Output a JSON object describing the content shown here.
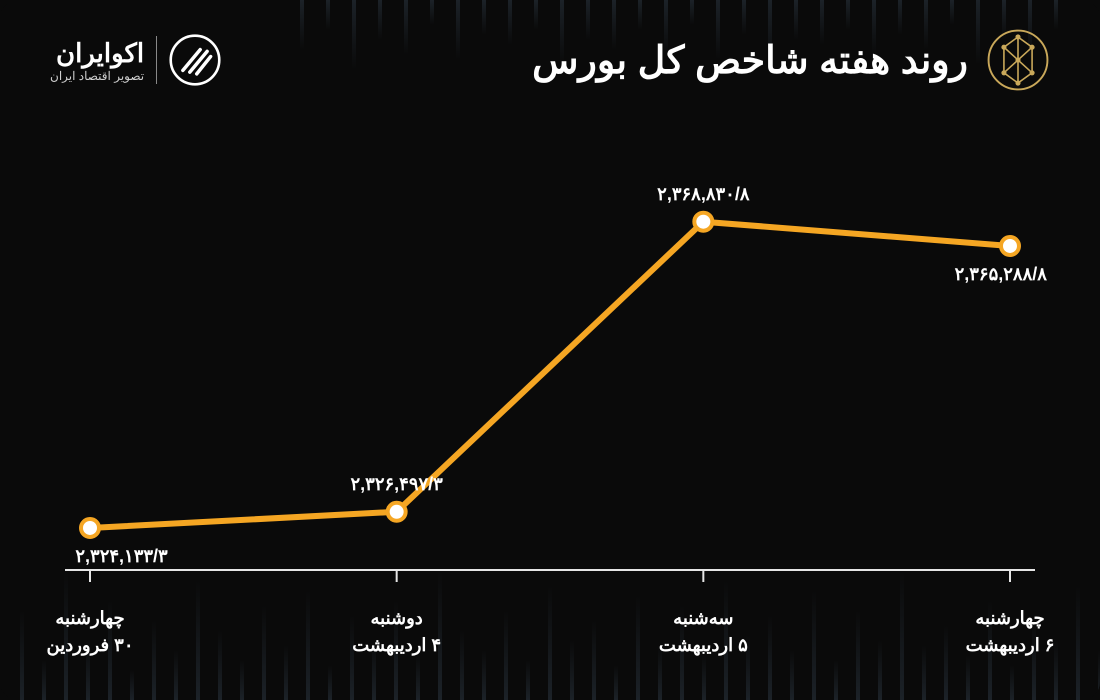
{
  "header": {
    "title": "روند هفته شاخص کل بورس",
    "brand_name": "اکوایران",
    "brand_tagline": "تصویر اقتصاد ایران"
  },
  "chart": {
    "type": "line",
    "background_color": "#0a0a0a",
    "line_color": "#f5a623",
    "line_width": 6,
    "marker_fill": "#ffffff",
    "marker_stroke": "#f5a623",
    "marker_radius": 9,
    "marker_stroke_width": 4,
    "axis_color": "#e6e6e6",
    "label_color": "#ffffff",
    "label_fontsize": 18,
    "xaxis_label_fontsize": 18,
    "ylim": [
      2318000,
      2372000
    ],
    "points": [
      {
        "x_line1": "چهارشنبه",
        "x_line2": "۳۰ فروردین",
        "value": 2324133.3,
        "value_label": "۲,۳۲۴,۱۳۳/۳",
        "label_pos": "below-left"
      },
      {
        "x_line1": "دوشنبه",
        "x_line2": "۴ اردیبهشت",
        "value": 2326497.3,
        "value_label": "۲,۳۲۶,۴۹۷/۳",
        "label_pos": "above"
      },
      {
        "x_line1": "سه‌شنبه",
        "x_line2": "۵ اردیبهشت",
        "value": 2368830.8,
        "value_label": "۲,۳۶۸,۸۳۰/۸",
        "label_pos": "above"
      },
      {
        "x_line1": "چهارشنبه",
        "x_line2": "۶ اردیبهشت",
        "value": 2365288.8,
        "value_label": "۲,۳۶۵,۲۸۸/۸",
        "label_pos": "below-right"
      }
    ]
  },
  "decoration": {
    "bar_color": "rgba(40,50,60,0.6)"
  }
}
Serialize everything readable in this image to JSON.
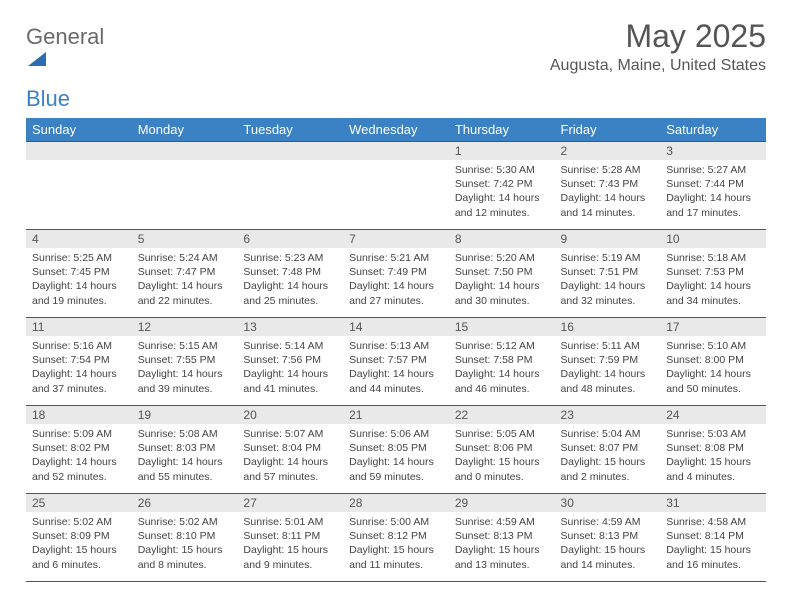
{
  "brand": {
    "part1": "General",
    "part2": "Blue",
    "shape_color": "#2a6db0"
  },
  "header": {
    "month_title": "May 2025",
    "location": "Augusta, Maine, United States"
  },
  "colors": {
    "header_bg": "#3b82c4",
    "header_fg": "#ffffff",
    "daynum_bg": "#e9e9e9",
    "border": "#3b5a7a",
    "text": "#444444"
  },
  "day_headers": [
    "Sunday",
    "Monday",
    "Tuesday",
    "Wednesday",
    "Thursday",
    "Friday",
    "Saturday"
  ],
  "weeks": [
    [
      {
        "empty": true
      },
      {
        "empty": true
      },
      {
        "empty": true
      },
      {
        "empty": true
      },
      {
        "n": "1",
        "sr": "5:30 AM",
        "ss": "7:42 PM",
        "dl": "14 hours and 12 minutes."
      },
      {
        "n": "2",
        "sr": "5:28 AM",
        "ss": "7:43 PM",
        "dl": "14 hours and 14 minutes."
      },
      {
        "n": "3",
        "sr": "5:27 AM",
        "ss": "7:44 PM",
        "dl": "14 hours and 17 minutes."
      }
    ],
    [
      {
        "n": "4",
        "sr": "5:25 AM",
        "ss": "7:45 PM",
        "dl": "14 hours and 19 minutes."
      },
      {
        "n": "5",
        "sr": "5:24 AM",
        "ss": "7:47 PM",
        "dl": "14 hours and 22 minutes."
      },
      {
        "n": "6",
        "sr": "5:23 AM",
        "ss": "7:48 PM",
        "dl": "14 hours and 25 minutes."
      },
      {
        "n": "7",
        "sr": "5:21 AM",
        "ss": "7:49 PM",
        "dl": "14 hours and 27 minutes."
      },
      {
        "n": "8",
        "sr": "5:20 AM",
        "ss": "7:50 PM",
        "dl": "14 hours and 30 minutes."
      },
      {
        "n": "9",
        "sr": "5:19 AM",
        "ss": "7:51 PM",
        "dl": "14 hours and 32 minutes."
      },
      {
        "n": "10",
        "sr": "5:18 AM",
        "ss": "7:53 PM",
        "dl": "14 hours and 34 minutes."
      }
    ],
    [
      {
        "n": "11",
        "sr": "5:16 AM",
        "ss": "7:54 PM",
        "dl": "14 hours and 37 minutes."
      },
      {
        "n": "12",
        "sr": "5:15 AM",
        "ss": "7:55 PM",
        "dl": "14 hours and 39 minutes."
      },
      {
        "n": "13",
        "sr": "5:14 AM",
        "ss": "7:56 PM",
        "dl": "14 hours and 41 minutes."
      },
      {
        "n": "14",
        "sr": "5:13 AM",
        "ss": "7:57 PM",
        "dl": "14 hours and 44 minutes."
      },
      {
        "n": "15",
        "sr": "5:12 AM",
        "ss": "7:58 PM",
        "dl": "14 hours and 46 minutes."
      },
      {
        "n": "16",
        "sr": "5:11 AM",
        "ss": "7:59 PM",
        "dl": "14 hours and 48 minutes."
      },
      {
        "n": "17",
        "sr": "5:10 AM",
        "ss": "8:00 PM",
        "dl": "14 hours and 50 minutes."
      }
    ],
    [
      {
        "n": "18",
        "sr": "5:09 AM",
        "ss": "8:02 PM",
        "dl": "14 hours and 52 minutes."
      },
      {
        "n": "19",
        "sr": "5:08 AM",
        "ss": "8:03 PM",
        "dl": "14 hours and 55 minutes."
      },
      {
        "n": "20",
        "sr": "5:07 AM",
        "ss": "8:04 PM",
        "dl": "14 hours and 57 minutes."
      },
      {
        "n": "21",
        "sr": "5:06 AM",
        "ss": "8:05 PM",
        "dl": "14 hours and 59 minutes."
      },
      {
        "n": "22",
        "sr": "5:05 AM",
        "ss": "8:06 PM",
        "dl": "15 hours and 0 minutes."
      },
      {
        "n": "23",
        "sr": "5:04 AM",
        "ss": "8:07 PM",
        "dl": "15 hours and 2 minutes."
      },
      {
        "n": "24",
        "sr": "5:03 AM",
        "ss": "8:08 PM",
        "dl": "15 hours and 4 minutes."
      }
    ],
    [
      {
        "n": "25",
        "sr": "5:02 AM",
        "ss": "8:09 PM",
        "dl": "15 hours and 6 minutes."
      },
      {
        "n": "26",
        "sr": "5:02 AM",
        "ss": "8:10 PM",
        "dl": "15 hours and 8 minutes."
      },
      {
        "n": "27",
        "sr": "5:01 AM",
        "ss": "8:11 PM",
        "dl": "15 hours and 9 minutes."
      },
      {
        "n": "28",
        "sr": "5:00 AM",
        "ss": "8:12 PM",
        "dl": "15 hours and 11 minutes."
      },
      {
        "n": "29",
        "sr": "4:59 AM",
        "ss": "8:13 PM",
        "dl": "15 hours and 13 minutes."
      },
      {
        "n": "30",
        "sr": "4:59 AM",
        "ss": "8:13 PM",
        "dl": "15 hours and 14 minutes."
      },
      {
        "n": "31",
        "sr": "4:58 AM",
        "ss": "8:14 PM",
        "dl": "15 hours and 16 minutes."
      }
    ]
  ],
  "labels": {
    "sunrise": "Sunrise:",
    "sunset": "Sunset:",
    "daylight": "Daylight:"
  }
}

# # # # #

◆ **Goal of the exercise**
Scan the listing above and copy all lines containing the word "اردیبهشت".

◆ **Worked solution**
        "x_line2": "۴ اردیبهشت",
        "x_line2": "۵ اردیبهشت",
        "x_line2": "۶ اردیبهشت",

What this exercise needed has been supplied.